* **Records for processing**:
- - -

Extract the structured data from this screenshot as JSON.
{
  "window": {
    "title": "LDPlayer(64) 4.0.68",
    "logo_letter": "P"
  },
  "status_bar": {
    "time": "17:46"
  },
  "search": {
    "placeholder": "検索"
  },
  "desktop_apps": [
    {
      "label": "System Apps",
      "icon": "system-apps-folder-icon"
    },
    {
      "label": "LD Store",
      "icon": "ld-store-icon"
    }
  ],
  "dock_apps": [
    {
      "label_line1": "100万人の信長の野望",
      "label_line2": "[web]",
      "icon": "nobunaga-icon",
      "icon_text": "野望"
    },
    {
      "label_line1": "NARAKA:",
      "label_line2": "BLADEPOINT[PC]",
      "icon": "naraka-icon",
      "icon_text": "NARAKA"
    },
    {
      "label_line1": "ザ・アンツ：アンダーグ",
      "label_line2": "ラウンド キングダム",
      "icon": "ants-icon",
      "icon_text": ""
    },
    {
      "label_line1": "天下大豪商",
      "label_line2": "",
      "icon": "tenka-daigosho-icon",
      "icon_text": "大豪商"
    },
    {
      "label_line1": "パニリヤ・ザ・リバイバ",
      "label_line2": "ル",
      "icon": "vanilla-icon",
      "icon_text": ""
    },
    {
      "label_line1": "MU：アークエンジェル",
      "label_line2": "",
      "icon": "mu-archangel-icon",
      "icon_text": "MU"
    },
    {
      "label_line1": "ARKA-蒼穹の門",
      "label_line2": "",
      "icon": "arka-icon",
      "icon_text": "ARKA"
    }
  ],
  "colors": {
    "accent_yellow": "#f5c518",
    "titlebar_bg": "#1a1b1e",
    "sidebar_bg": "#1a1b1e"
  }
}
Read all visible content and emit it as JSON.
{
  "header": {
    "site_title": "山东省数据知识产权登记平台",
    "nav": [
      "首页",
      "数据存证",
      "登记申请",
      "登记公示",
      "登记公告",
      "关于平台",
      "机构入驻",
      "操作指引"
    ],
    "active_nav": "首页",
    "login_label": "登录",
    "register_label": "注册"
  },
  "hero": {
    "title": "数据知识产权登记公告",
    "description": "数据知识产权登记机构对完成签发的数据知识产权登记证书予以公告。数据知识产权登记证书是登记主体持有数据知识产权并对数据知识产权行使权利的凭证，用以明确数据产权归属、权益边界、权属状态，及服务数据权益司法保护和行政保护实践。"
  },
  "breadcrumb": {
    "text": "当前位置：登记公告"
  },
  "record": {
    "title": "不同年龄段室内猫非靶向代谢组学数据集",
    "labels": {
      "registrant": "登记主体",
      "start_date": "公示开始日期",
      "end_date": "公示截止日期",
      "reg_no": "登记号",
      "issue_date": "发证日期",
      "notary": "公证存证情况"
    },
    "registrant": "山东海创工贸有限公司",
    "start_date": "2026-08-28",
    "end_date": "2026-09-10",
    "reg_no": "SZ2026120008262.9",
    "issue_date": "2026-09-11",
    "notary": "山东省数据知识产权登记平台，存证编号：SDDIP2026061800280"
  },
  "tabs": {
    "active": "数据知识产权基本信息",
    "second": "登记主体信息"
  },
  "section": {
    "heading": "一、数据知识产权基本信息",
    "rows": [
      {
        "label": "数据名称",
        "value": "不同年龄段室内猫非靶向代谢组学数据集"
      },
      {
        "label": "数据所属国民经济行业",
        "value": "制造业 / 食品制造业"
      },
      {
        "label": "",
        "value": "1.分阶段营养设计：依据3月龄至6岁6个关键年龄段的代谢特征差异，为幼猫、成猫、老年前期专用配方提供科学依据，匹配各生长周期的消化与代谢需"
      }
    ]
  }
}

- - -

* **Requirements**:
Restate the whole listing exactly.

* **Task output**:
Extract the structured data from this screenshot as JSON.
{
  "window": {
    "title": "LDPlayer(64) 4.0.68",
    "logo_letter": "P"
  },
  "status_bar": {
    "time": "17:46"
  },
  "search": {
    "placeholder": "検索"
  },
  "desktop_apps": [
    {
      "label": "System Apps",
      "icon": "system-apps-folder-icon"
    },
    {
      "label": "LD Store",
      "icon": "ld-store-icon"
    }
  ],
  "dock_apps": [
    {
      "label_line1": "100万人の信長の野望",
      "label_line2": "[web]",
      "icon": "nobunaga-icon",
      "icon_text": "野望"
    },
    {
      "label_line1": "NARAKA:",
      "label_line2": "BLADEPOINT[PC]",
      "icon": "naraka-icon",
      "icon_text": "NARAKA"
    },
    {
      "label_line1": "ザ・アンツ：アンダーグ",
      "label_line2": "ラウンド キングダム",
      "icon": "ants-icon",
      "icon_text": ""
    },
    {
      "label_line1": "天下大豪商",
      "label_line2": "",
      "icon": "tenka-daigosho-icon",
      "icon_text": "大豪商"
    },
    {
      "label_line1": "パニリヤ・ザ・リバイバ",
      "label_line2": "ル",
      "icon": "vanilla-icon",
      "icon_text": ""
    },
    {
      "label_line1": "MU：アークエンジェル",
      "label_line2": "",
      "icon": "mu-archangel-icon",
      "icon_text": "MU"
    },
    {
      "label_line1": "ARKA-蒼穹の門",
      "label_line2": "",
      "icon": "arka-icon",
      "icon_text": "ARKA"
    }
  ],
  "colors": {
    "accent_yellow": "#f5c518",
    "titlebar_bg": "#1a1b1e",
    "sidebar_bg": "#1a1b1e"
  }
}
Read all visible content and emit it as JSON.
{
  "header": {
    "site_title": "山东省数据知识产权登记平台",
    "nav": [
      "首页",
      "数据存证",
      "登记申请",
      "登记公示",
      "登记公告",
      "关于平台",
      "机构入驻",
      "操作指引"
    ],
    "active_nav": "首页",
    "login_label": "登录",
    "register_label": "注册"
  },
  "hero": {
    "title": "数据知识产权登记公告",
    "description": "数据知识产权登记机构对完成签发的数据知识产权登记证书予以公告。数据知识产权登记证书是登记主体持有数据知识产权并对数据知识产权行使权利的凭证，用以明确数据产权归属、权益边界、权属状态，及服务数据权益司法保护和行政保护实践。"
  },
  "breadcrumb": {
    "text": "当前位置：登记公告"
  },
  "record": {
    "title": "不同年龄段室内猫非靶向代谢组学数据集",
    "labels": {
      "registrant": "登记主体",
      "start_date": "公示开始日期",
      "end_date": "公示截止日期",
      "reg_no": "登记号",
      "issue_date": "发证日期",
      "notary": "公证存证情况"
    },
    "registrant": "山东海创工贸有限公司",
    "start_date": "2026-08-28",
    "end_date": "2026-09-10",
    "reg_no": "SZ2026120008262.9",
    "issue_date": "2026-09-11",
    "notary": "山东省数据知识产权登记平台，存证编号：SDDIP2026061800280"
  },
  "tabs": {
    "active": "数据知识产权基本信息",
    "second": "登记主体信息"
  },
  "section": {
    "heading": "一、数据知识产权基本信息",
    "rows": [
      {
        "label": "数据名称",
        "value": "不同年龄段室内猫非靶向代谢组学数据集"
      },
      {
        "label": "数据所属国民经济行业",
        "value": "制造业 / 食品制造业"
      },
      {
        "label": "",
        "value": "1.分阶段营养设计：依据3月龄至6岁6个关键年龄段的代谢特征差异，为幼猫、成猫、老年前期专用配方提供科学依据，匹配各生长周期的消化与代谢需"
      }
    ]
  }
}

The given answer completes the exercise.